═══ Data provided

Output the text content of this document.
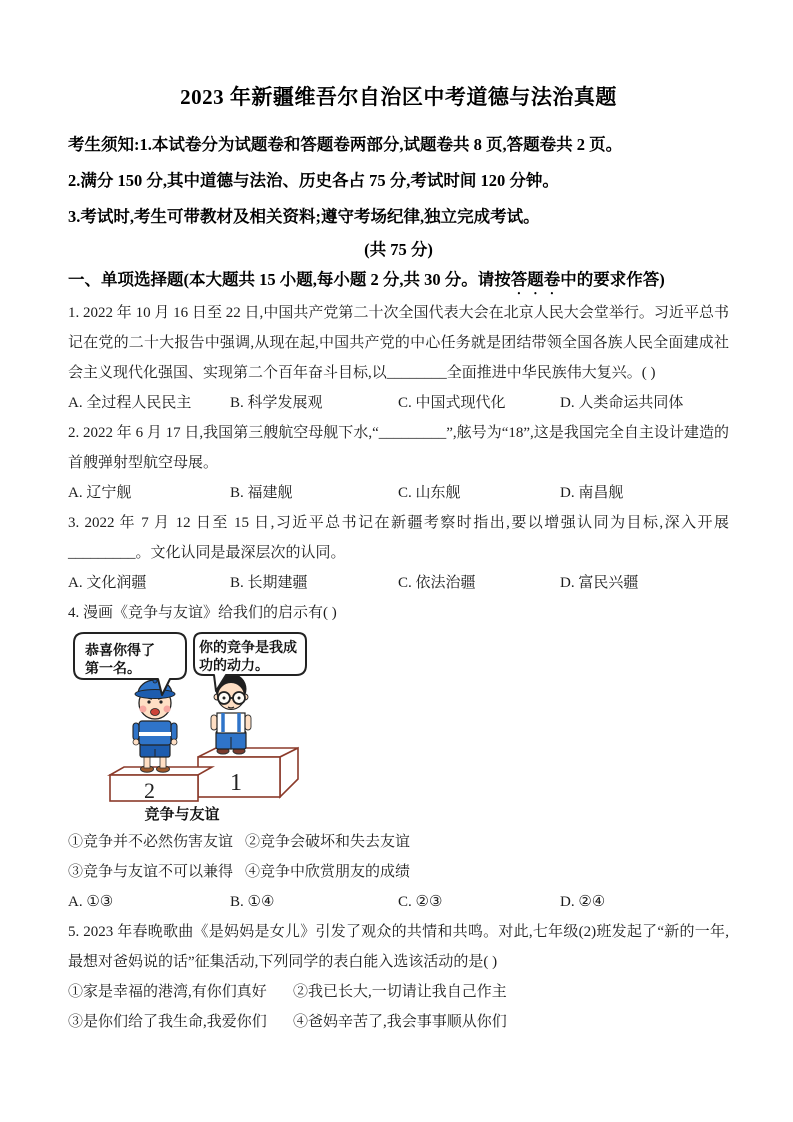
2023 年新疆维吾尔自治区中考道德与法治真题

考生须知:1.本试卷分为试题卷和答题卷两部分,试题卷共 8 页,答题卷共 2 页。

2.满分 150 分,其中道德与法治、历史各占 75 分,考试时间 120 分钟。

3.考试时,考生可带教材及相关资料;遵守考场纪律,独立完成考试。

(共 75 分)
一、单项选择题(本大题共 15 小题,每小题 2 分,共 30 分。请按答题卷中的要求作答)

1. 2022 年 10 月 16 日至 22 日,中国共产党第二十次全国代表大会在北京人民大会堂举行。习近平总书记在党的二十大报告中强调,从现在起,中国共产党的中心任务就是团结带领全国各族人民全面建成社会主义现代化强国、实现第二个百年奋斗目标,以________全面推进中华民族伟大复兴。( )

A. 全过程人民民主	B. 科学发展观	C. 中国式现代化	D. 人类命运共同体

2. 2022 年 6 月 17 日,我国第三艘航空母舰下水,“_________”,舷号为“18”,这是我国完全自主设计建造的首艘弹射型航空母展。

A. 辽宁舰	B. 福建舰	C. 山东舰	D. 南昌舰

3. 2022 年 7 月 12 日至 15 日,习近平总书记在新疆考察时指出,要以增强认同为目标,深入开展_________。文化认同是最深层次的认同。

A. 文化润疆	B. 长期建疆	C. 依法治疆	D. 富民兴疆

4. 漫画《竞争与友谊》给我们的启示有( )

恭喜你得了
第一名。
你的竞争是我成
功的动力。
2	1
竞争与友谊
①竞争并不必然伤害友谊 ②竞争会破坏和失去友谊
③竞争与友谊不可以兼得 ④竞争中欣赏朋友的成绩
A. ①③	B. ①④	C. ②③	D. ②④

5. 2023 年春晚歌曲《是妈妈是女儿》引发了观众的共情和共鸣。对此,七年级(2)班发起了“新的一年,最想对爸妈说的话”征集活动,下列同学的表白能入选该活动的是( )

①家是幸福的港湾,有你们真好	②我已长大,一切请让我自己作主
③是你们给了我生命,我爱你们	④爸妈辛苦了,我会事事顺从你们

══════

(Written problem): Copy the records above exactly, leaving out every picture.

(Finished answer):
Output the text content of this document.
2023 年新疆维吾尔自治区中考道德与法治真题

考生须知:1.本试卷分为试题卷和答题卷两部分,试题卷共 8 页,答题卷共 2 页。

2.满分 150 分,其中道德与法治、历史各占 75 分,考试时间 120 分钟。

3.考试时,考生可带教材及相关资料;遵守考场纪律,独立完成考试。

(共 75 分)
一、单项选择题(本大题共 15 小题,每小题 2 分,共 30 分。请按答题卷中的要求作答)

1. 2022 年 10 月 16 日至 22 日,中国共产党第二十次全国代表大会在北京人民大会堂举行。习近平总书记在党的二十大报告中强调,从现在起,中国共产党的中心任务就是团结带领全国各族人民全面建成社会主义现代化强国、实现第二个百年奋斗目标,以________全面推进中华民族伟大复兴。( )

A. 全过程人民民主	B. 科学发展观	C. 中国式现代化	D. 人类命运共同体

2. 2022 年 6 月 17 日,我国第三艘航空母舰下水,“_________”,舷号为“18”,这是我国完全自主设计建造的首艘弹射型航空母展。

A. 辽宁舰	B. 福建舰	C. 山东舰	D. 南昌舰

3. 2022 年 7 月 12 日至 15 日,习近平总书记在新疆考察时指出,要以增强认同为目标,深入开展_________。文化认同是最深层次的认同。

A. 文化润疆	B. 长期建疆	C. 依法治疆	D. 富民兴疆

4. 漫画《竞争与友谊》给我们的启示有( )

恭喜你得了
第一名。
你的竞争是我成
功的动力。
2	1
竞争与友谊
①竞争并不必然伤害友谊 ②竞争会破坏和失去友谊
③竞争与友谊不可以兼得 ④竞争中欣赏朋友的成绩
A. ①③	B. ①④	C. ②③	D. ②④

5. 2023 年春晚歌曲《是妈妈是女儿》引发了观众的共情和共鸣。对此,七年级(2)班发起了“新的一年,最想对爸妈说的话”征集活动,下列同学的表白能入选该活动的是( )

①家是幸福的港湾,有你们真好	②我已长大,一切请让我自己作主
③是你们给了我生命,我爱你们	④爸妈辛苦了,我会事事顺从你们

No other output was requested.